── Given records ──
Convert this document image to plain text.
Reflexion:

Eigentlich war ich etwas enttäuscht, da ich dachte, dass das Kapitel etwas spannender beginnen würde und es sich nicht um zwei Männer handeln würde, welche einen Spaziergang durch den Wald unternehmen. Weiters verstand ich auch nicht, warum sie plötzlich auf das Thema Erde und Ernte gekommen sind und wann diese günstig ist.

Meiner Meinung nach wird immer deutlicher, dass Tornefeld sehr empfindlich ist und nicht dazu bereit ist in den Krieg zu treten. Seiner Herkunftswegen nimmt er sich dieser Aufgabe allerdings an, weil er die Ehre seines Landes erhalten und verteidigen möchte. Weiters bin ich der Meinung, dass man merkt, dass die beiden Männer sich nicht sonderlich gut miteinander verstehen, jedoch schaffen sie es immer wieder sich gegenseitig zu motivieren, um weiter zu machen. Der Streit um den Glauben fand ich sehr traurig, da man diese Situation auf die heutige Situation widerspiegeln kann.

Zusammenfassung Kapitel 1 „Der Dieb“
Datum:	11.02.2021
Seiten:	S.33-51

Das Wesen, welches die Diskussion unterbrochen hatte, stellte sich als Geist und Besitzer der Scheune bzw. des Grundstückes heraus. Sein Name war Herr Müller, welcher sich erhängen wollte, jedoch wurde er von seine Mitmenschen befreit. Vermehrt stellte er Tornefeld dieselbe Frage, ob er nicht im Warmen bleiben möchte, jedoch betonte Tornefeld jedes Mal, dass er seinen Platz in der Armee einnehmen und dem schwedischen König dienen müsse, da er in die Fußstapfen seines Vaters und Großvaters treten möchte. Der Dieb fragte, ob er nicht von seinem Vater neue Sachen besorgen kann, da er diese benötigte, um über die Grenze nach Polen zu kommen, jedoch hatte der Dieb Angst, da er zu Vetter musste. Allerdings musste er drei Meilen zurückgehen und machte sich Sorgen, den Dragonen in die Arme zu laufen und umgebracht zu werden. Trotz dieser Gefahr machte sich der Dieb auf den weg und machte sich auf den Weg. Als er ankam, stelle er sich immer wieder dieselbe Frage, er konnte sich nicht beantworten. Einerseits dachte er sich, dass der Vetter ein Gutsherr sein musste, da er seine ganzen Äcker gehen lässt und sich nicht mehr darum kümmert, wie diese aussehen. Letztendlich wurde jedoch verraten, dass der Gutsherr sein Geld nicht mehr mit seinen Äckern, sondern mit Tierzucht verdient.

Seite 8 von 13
───
Task = Repeat all of the records above exactly as written.

Task result =
Convert this document image to plain text.
Reflexion:

Eigentlich war ich etwas enttäuscht, da ich dachte, dass das Kapitel etwas spannender beginnen würde und es sich nicht um zwei Männer handeln würde, welche einen Spaziergang durch den Wald unternehmen. Weiters verstand ich auch nicht, warum sie plötzlich auf das Thema Erde und Ernte gekommen sind und wann diese günstig ist.

Meiner Meinung nach wird immer deutlicher, dass Tornefeld sehr empfindlich ist und nicht dazu bereit ist in den Krieg zu treten. Seiner Herkunftswegen nimmt er sich dieser Aufgabe allerdings an, weil er die Ehre seines Landes erhalten und verteidigen möchte. Weiters bin ich der Meinung, dass man merkt, dass die beiden Männer sich nicht sonderlich gut miteinander verstehen, jedoch schaffen sie es immer wieder sich gegenseitig zu motivieren, um weiter zu machen. Der Streit um den Glauben fand ich sehr traurig, da man diese Situation auf die heutige Situation widerspiegeln kann.

Zusammenfassung Kapitel 1 „Der Dieb“
Datum:	11.02.2021
Seiten:	S.33-51

Das Wesen, welches die Diskussion unterbrochen hatte, stellte sich als Geist und Besitzer der Scheune bzw. des Grundstückes heraus. Sein Name war Herr Müller, welcher sich erhängen wollte, jedoch wurde er von seine Mitmenschen befreit. Vermehrt stellte er Tornefeld dieselbe Frage, ob er nicht im Warmen bleiben möchte, jedoch betonte Tornefeld jedes Mal, dass er seinen Platz in der Armee einnehmen und dem schwedischen König dienen müsse, da er in die Fußstapfen seines Vaters und Großvaters treten möchte. Der Dieb fragte, ob er nicht von seinem Vater neue Sachen besorgen kann, da er diese benötigte, um über die Grenze nach Polen zu kommen, jedoch hatte der Dieb Angst, da er zu Vetter musste. Allerdings musste er drei Meilen zurückgehen und machte sich Sorgen, den Dragonen in die Arme zu laufen und umgebracht zu werden. Trotz dieser Gefahr machte sich der Dieb auf den weg und machte sich auf den Weg. Als er ankam, stelle er sich immer wieder dieselbe Frage, er konnte sich nicht beantworten. Einerseits dachte er sich, dass der Vetter ein Gutsherr sein musste, da er seine ganzen Äcker gehen lässt und sich nicht mehr darum kümmert, wie diese aussehen. Letztendlich wurde jedoch verraten, dass der Gutsherr sein Geld nicht mehr mit seinen Äckern, sondern mit Tierzucht verdient.

Seite 8 von 13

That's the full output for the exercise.